### To be done
In the entries below, locate the line with "Decode this image", then give again that line and all lines after it, exactly, with pictures omitted.
[start]
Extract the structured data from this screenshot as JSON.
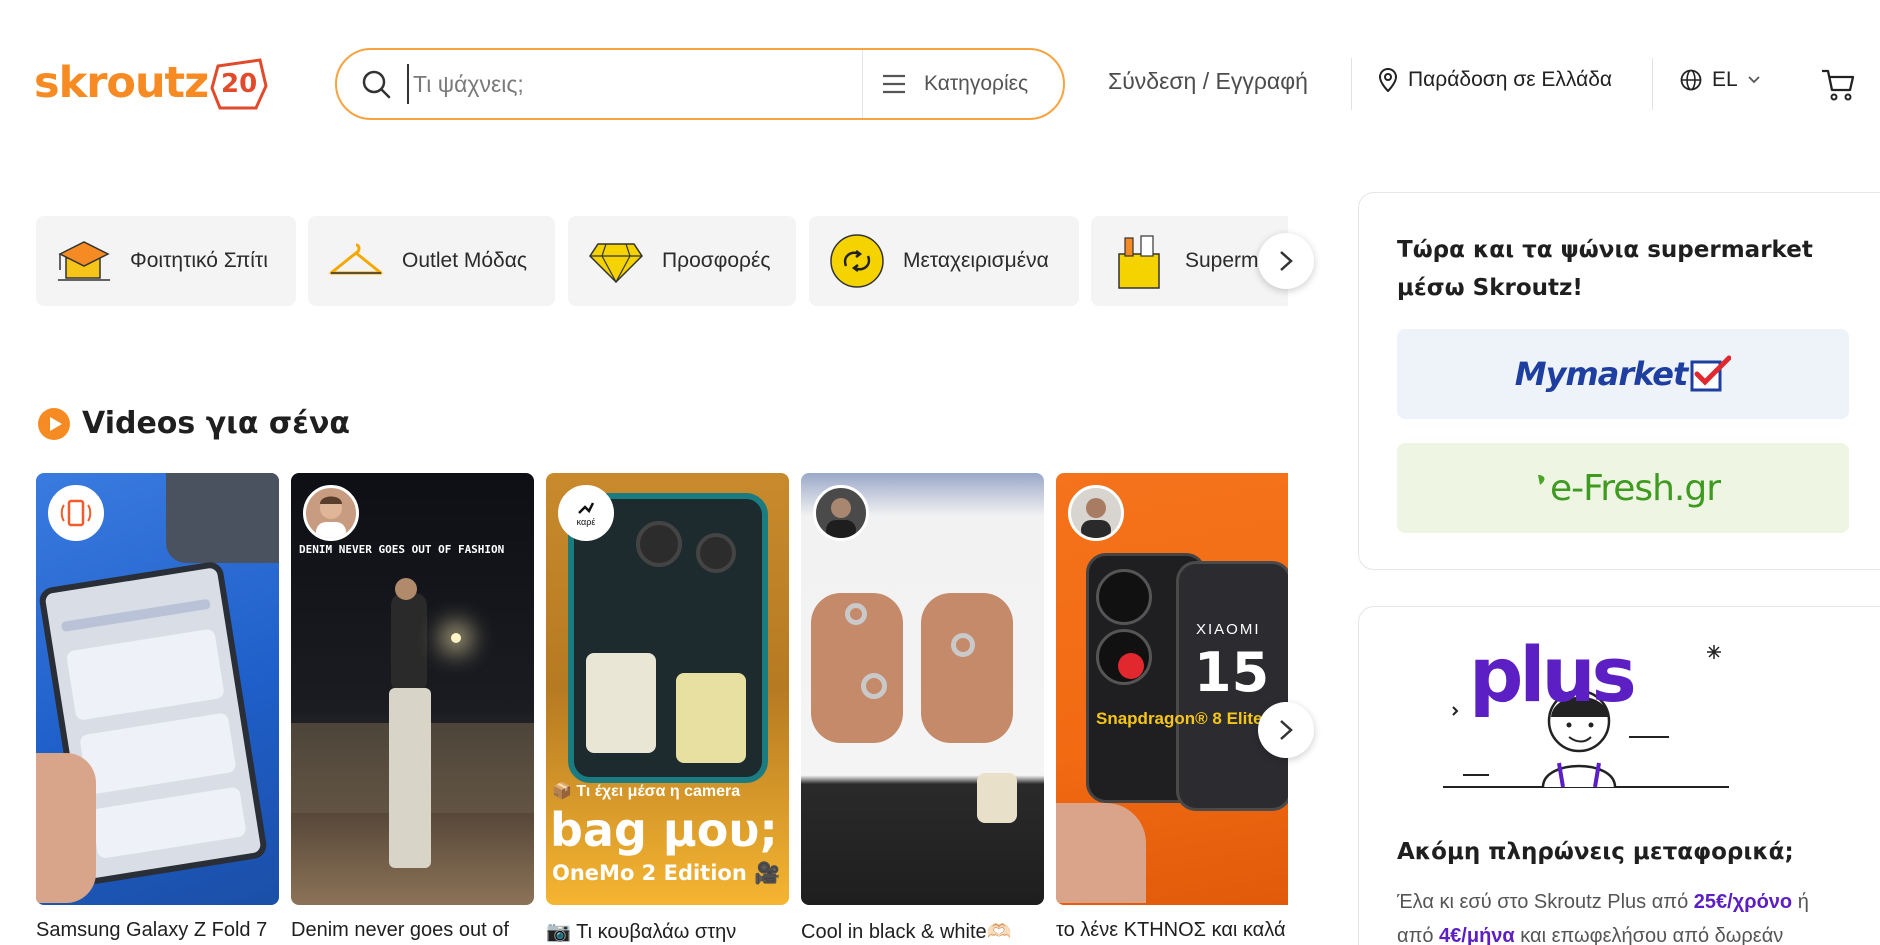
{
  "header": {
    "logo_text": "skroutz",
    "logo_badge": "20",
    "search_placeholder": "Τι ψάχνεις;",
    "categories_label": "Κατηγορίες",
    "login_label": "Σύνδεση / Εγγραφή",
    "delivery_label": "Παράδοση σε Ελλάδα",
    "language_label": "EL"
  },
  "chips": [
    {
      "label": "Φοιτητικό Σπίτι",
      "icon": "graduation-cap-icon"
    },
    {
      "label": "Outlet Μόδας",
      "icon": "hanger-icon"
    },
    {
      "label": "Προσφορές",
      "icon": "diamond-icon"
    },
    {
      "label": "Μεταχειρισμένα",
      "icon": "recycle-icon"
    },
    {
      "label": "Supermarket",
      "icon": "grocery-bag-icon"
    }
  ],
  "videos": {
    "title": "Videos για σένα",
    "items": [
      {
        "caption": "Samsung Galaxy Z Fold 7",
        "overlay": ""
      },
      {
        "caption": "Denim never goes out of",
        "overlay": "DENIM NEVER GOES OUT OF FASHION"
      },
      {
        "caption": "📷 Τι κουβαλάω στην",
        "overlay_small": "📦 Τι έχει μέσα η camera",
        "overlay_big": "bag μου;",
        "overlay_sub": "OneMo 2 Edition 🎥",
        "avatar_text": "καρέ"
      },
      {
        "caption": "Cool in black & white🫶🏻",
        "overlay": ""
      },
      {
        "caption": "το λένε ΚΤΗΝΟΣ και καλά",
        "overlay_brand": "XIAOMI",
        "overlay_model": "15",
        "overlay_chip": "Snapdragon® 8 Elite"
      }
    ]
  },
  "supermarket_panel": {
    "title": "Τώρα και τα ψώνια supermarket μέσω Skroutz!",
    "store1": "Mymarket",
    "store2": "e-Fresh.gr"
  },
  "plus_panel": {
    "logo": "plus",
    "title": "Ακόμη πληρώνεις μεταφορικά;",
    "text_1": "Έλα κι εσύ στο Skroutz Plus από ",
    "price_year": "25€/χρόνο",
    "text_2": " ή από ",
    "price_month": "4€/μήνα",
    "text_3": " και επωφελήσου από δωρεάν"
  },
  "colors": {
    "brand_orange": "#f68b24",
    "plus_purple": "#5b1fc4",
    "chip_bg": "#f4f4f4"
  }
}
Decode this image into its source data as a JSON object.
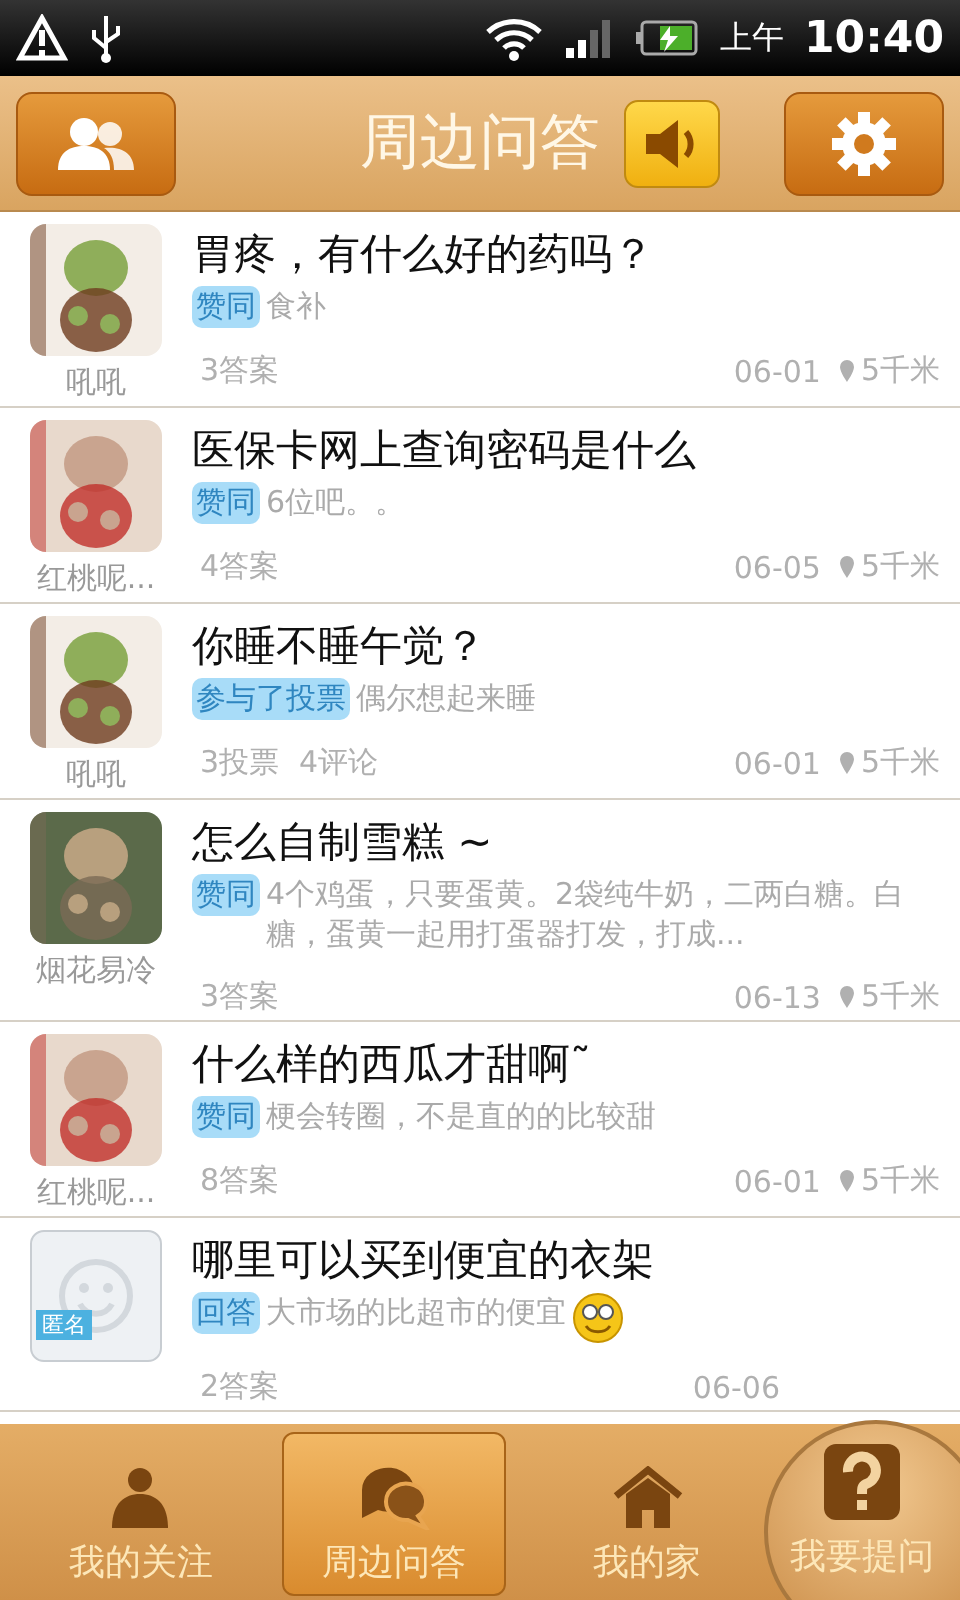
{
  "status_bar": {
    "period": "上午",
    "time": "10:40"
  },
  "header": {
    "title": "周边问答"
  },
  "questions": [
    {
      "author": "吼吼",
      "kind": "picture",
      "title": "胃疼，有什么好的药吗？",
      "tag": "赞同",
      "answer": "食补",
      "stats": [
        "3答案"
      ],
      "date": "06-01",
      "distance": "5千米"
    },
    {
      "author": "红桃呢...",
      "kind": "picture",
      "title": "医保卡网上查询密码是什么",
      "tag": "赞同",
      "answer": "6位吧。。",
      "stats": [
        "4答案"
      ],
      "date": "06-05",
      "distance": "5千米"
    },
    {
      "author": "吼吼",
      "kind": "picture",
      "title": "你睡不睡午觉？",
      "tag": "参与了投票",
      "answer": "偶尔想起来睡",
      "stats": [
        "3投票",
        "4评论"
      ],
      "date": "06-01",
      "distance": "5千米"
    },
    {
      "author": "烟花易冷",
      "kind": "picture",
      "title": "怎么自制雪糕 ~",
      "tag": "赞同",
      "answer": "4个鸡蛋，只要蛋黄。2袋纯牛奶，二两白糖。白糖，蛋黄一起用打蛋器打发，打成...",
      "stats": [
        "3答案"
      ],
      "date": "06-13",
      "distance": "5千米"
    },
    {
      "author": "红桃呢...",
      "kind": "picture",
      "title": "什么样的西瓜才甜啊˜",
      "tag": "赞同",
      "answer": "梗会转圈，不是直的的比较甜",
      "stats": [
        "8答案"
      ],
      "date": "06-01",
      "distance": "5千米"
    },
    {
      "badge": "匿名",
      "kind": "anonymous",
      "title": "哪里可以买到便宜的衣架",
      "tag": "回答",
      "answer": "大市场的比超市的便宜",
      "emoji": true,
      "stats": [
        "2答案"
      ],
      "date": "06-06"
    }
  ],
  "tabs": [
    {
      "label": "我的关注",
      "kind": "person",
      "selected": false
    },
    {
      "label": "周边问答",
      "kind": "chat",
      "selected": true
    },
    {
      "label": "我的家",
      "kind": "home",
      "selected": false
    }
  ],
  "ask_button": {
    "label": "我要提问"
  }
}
[end]
### Task output
Decode this image into its source data as a JSON object.
{
  "status_bar": {
    "period": "上午",
    "time": "10:40"
  },
  "header": {
    "title": "周边问答"
  },
  "questions": [
    {
      "author": "吼吼",
      "kind": "picture",
      "title": "胃疼，有什么好的药吗？",
      "tag": "赞同",
      "answer": "食补",
      "stats": [
        "3答案"
      ],
      "date": "06-01",
      "distance": "5千米"
    },
    {
      "author": "红桃呢...",
      "kind": "picture",
      "title": "医保卡网上查询密码是什么",
      "tag": "赞同",
      "answer": "6位吧。。",
      "stats": [
        "4答案"
      ],
      "date": "06-05",
      "distance": "5千米"
    },
    {
      "author": "吼吼",
      "kind": "picture",
      "title": "你睡不睡午觉？",
      "tag": "参与了投票",
      "answer": "偶尔想起来睡",
      "stats": [
        "3投票",
        "4评论"
      ],
      "date": "06-01",
      "distance": "5千米"
    },
    {
      "author": "烟花易冷",
      "kind": "picture",
      "title": "怎么自制雪糕 ~",
      "tag": "赞同",
      "answer": "4个鸡蛋，只要蛋黄。2袋纯牛奶，二两白糖。白糖，蛋黄一起用打蛋器打发，打成...",
      "stats": [
        "3答案"
      ],
      "date": "06-13",
      "distance": "5千米"
    },
    {
      "author": "红桃呢...",
      "kind": "picture",
      "title": "什么样的西瓜才甜啊˜",
      "tag": "赞同",
      "answer": "梗会转圈，不是直的的比较甜",
      "stats": [
        "8答案"
      ],
      "date": "06-01",
      "distance": "5千米"
    },
    {
      "badge": "匿名",
      "kind": "anonymous",
      "title": "哪里可以买到便宜的衣架",
      "tag": "回答",
      "answer": "大市场的比超市的便宜",
      "emoji": true,
      "stats": [
        "2答案"
      ],
      "date": "06-06"
    }
  ],
  "tabs": [
    {
      "label": "我的关注",
      "kind": "person",
      "selected": false
    },
    {
      "label": "周边问答",
      "kind": "chat",
      "selected": true
    },
    {
      "label": "我的家",
      "kind": "home",
      "selected": false
    }
  ],
  "ask_button": {
    "label": "我要提问"
  }
}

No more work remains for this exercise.